[Begin MATERIAL PROVIDED]

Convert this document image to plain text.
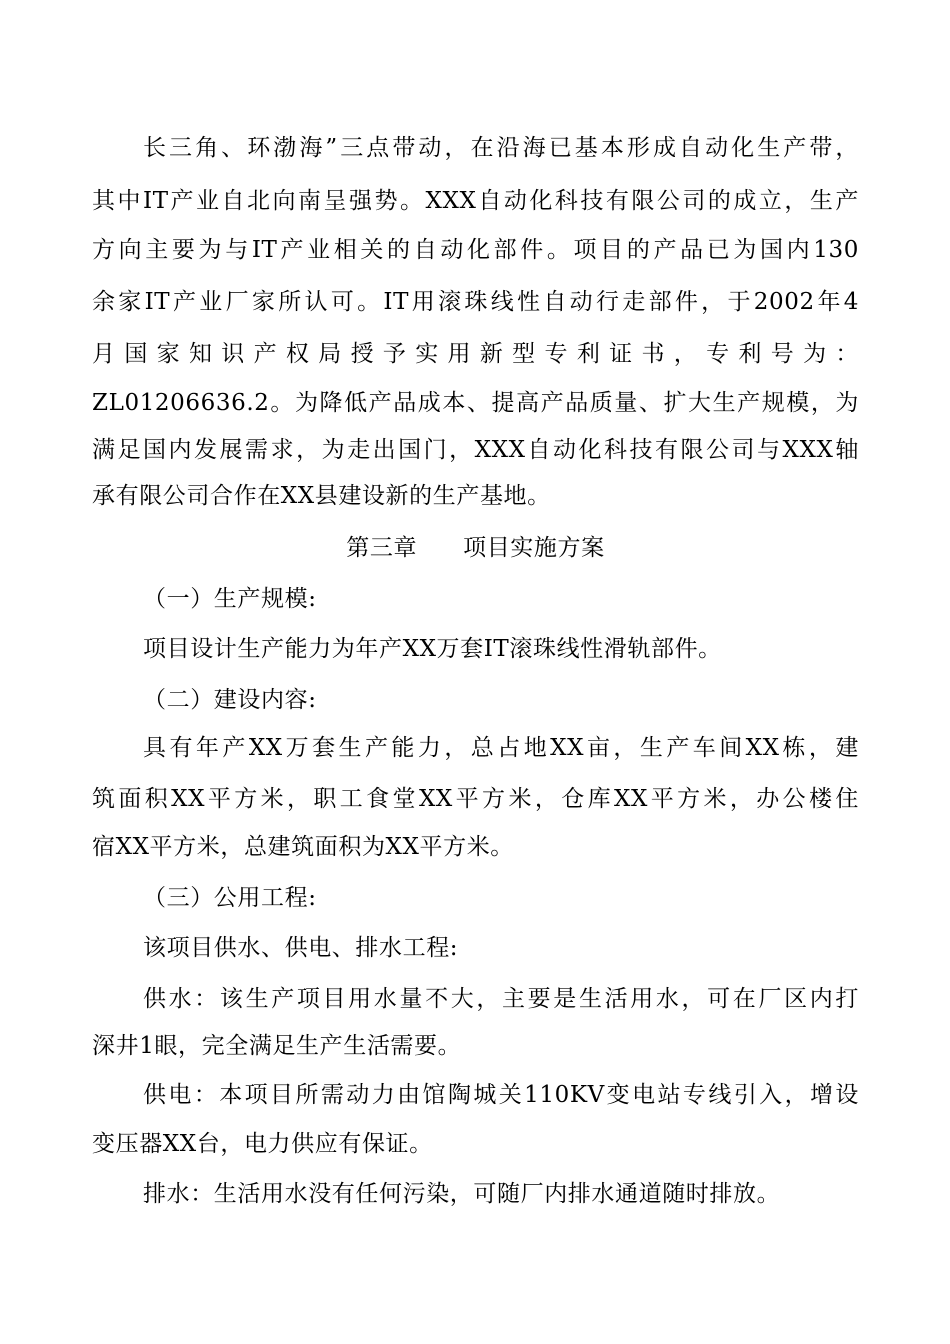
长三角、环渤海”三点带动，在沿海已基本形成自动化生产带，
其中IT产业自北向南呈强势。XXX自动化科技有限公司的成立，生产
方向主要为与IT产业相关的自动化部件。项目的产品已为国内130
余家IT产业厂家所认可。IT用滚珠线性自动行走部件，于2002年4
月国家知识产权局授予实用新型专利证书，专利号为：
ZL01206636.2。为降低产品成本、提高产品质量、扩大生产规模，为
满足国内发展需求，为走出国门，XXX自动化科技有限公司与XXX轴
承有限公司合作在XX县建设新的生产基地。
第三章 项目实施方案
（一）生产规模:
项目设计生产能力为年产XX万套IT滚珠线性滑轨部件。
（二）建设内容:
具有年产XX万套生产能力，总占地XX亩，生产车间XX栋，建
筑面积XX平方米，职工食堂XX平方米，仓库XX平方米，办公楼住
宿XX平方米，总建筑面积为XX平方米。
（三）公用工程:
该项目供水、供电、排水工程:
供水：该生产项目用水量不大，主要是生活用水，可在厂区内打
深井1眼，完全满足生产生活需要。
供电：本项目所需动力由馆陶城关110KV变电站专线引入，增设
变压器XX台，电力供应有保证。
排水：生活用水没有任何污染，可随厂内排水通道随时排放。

[End MATERIAL PROVIDED]
[Begin MATERIAL PROVIDED]

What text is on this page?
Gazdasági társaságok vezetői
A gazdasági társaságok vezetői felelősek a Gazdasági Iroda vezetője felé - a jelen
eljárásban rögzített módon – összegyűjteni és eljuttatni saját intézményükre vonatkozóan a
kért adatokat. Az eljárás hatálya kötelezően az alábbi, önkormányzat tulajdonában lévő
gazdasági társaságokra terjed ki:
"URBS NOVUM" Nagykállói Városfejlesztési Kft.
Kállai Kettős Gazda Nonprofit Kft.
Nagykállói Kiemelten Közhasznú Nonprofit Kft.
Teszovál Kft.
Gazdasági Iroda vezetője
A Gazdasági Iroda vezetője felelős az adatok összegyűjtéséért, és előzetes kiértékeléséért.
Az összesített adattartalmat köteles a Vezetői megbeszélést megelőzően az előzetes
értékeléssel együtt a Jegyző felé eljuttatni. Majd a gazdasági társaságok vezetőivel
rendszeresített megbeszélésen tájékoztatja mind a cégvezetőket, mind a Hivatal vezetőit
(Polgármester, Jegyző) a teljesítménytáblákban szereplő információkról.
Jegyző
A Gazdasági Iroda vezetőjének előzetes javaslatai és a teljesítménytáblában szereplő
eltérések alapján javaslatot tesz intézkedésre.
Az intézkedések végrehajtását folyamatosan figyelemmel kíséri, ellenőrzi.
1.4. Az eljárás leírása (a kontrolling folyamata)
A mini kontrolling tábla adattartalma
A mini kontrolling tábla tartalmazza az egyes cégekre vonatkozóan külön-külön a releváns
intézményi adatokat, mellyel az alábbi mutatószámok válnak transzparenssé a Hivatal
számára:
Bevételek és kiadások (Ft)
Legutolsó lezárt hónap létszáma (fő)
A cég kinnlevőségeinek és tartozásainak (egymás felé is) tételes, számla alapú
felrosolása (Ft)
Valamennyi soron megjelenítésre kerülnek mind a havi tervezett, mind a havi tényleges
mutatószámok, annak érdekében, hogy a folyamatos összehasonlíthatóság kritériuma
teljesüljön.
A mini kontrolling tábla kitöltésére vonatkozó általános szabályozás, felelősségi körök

[End MATERIAL PROVIDED]

» DIRECTIONS FOR THIS TASK: Show the lines of the records that contain the word "Hivatal".

» CORRECT RESPONSE:
rendszeresített megbeszélésen tájékoztatja mind a cégvezetőket, mind a Hivatal vezetőit
intézményi adatokat, mellyel az alábbi mutatószámok válnak transzparenssé a Hivatal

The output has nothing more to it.